(Data records)
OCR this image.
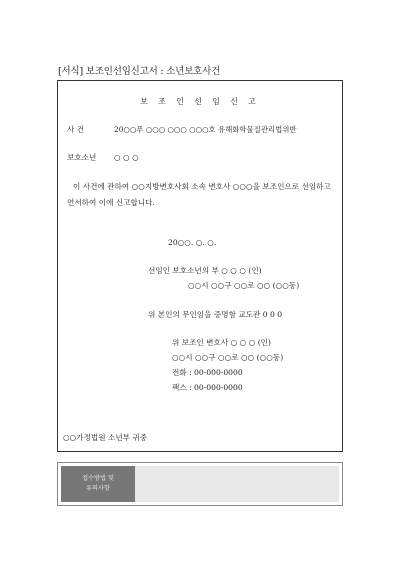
[서식] 보조인선임신고서 : 소년보호사건
보 조 인 선 임 신 고
사 건	20○○푸 ○○○ ○○○ ○○○호 유해화학물질관리법위반
보호소년 ○ ○ ○
이 사건에 관하여 ○○지방변호사회 소속 변호사 ○○○을 보조인으로 선임하고 연서하여 이에 신고합니다.
20○○. ○. ○.
선임인 보호소년의 부 ○ ○ ○ (인)
○○시 ○○구 ○○로 ○○ (○○동)
위 본인의 무인임을 증명함 교도관 0 0 0
위 보조인 변호사 ○ ○ ○ (인)
○○시 ○○구 ○○로 ○○ (○○동)
전화 : 00-000-0000
팩스 : 00-000-0000
○○가정법원 소년부 귀중
접수방법 및
유의사항
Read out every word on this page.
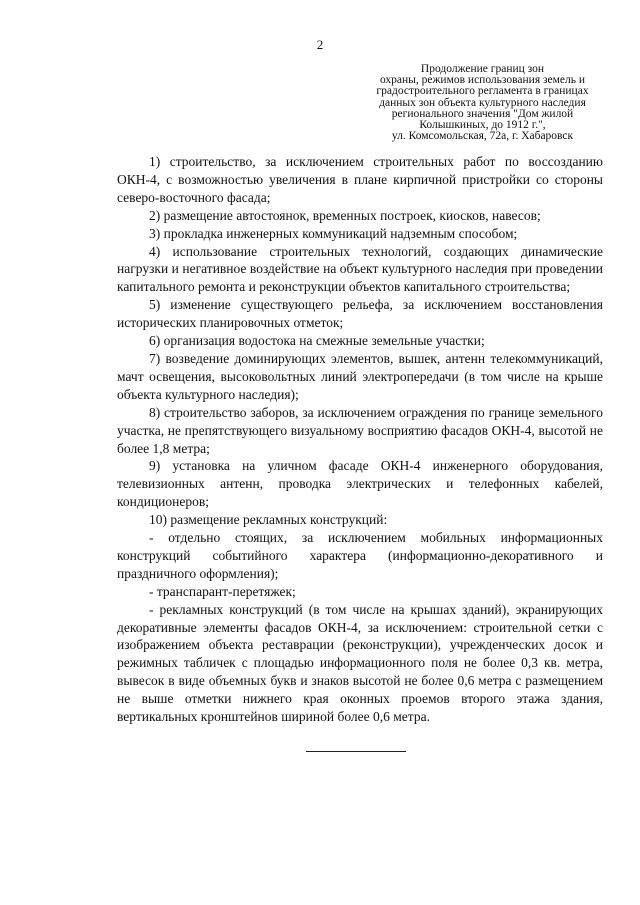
2
Продолжение границ зон
охраны, режимов использования земель и
градостроительного регламента в границах
данных зон объекта культурного наследия
регионального значения "Дом жилой
Колышкиных, до 1912 г.",
ул. Комсомольская, 72а, г. Хабаровск

1) строительство, за исключением строительных работ по воссозданию ОКН-4, с возможностью увеличения в плане кирпичной пристройки со стороны северо-восточного фасада;

2) размещение автостоянок, временных построек, киосков, навесов;

3) прокладка инженерных коммуникаций надземным способом;

4) использование строительных технологий, создающих динамические нагрузки и негативное воздействие на объект культурного наследия при проведении капитального ремонта и реконструкции объектов капитального строительства;

5) изменение существующего рельефа, за исключением восстановления исторических планировочных отметок;

6) организация водостока на смежные земельные участки;

7) возведение доминирующих элементов, вышек, антенн телекоммуникаций, мачт освещения, высоковольтных линий электропередачи (в том числе на крыше объекта культурного наследия);

8) строительство заборов, за исключением ограждения по границе земельного участка, не препятствующего визуальному восприятию фасадов ОКН-4, высотой не более 1,8 метра;

9) установка на уличном фасаде ОКН-4 инженерного оборудования, телевизионных антенн, проводка электрических и телефонных кабелей, кондиционеров;

10) размещение рекламных конструкций:

- отдельно стоящих, за исключением мобильных информационных конструкций событийного характера (информационно-декоративного и праздничного оформления);

- транспарант-перетяжек;

- рекламных конструкций (в том числе на крышах зданий), экранирующих декоративные элементы фасадов ОКН-4, за исключением: строительной сетки с изображением объекта реставрации (реконструкции), учрежденческих досок и режимных табличек с площадью информационного поля не более 0,3 кв. метра, вывесок в виде объемных букв и знаков высотой не более 0,6 метра с размещением не выше отметки нижнего края оконных проемов второго этажа здания, вертикальных кронштейнов шириной более 0,6 метра.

## Written instruction
Work out how many lines in the records above hold the string "this", then give only that count.

## Reply
2